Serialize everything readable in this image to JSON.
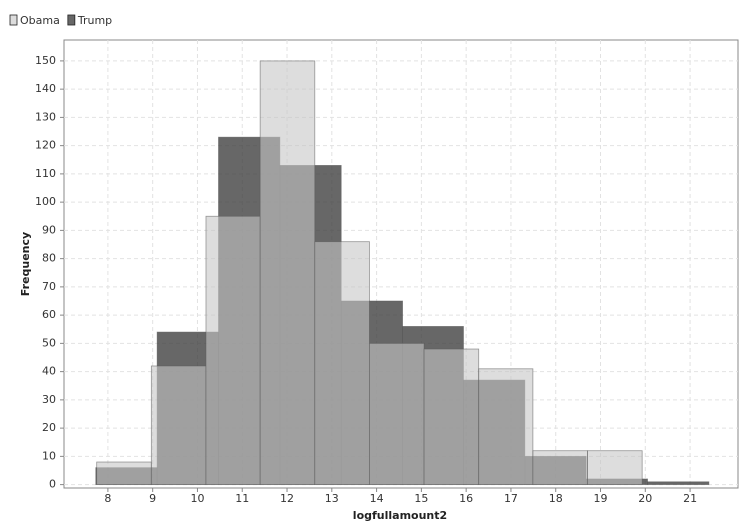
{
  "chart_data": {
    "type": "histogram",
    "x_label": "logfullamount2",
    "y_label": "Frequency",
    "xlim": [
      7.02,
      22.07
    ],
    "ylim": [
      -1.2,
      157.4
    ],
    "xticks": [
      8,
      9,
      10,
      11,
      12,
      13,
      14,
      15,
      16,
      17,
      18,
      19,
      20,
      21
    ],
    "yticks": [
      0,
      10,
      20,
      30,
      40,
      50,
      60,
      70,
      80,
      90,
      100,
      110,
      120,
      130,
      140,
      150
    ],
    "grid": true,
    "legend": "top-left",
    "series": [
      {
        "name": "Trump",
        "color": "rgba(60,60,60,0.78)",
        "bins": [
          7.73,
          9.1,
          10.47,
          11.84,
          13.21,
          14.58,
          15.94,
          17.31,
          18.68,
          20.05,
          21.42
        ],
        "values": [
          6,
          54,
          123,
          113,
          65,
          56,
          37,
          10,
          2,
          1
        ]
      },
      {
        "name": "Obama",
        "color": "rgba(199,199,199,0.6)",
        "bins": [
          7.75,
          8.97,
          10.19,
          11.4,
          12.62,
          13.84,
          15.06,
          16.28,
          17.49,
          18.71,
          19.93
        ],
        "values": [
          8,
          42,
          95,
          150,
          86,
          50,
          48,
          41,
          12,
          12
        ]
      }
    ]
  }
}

○ ○ ○ ○ ○

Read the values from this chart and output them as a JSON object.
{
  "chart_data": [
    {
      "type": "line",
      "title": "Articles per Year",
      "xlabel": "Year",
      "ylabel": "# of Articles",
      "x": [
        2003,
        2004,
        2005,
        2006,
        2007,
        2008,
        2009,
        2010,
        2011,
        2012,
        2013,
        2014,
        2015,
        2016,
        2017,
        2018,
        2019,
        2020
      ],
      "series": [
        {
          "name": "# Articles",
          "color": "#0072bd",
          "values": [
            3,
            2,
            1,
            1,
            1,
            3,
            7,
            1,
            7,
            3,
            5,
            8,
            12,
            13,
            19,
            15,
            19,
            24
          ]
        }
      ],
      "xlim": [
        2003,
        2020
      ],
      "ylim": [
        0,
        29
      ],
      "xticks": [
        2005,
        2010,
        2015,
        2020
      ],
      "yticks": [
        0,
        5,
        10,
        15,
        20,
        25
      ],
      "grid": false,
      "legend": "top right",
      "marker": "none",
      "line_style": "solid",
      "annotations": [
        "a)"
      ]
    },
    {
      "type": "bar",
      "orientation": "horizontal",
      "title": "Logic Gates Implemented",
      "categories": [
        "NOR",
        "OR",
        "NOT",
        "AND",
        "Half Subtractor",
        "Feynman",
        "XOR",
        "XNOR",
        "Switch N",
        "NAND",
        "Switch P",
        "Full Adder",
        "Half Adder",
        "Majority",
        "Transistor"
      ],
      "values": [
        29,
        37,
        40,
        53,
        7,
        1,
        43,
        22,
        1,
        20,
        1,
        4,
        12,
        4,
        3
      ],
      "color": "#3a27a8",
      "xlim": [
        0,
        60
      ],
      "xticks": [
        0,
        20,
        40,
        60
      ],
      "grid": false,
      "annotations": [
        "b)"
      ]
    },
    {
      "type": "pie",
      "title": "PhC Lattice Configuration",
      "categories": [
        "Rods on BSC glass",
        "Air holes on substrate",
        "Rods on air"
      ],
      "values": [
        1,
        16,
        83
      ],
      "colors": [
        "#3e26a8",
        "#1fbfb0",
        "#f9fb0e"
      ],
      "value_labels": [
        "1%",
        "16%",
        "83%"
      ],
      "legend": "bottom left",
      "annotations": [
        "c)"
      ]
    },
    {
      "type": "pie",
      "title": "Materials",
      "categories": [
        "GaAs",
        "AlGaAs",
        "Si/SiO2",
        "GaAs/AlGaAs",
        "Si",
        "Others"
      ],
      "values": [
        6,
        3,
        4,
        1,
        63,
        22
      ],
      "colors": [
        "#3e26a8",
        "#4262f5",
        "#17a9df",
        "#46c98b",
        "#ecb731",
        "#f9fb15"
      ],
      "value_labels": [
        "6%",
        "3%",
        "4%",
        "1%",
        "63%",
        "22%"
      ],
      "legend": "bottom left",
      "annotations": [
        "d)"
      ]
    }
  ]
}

○ ○ ○ ○ ○

▶ What you should do: Write out every line of the entries that holds the word "JSON".

▶ Expected answer:
Serialize everything readable in this image to JSON.
Read the values from this chart and output them as a JSON object.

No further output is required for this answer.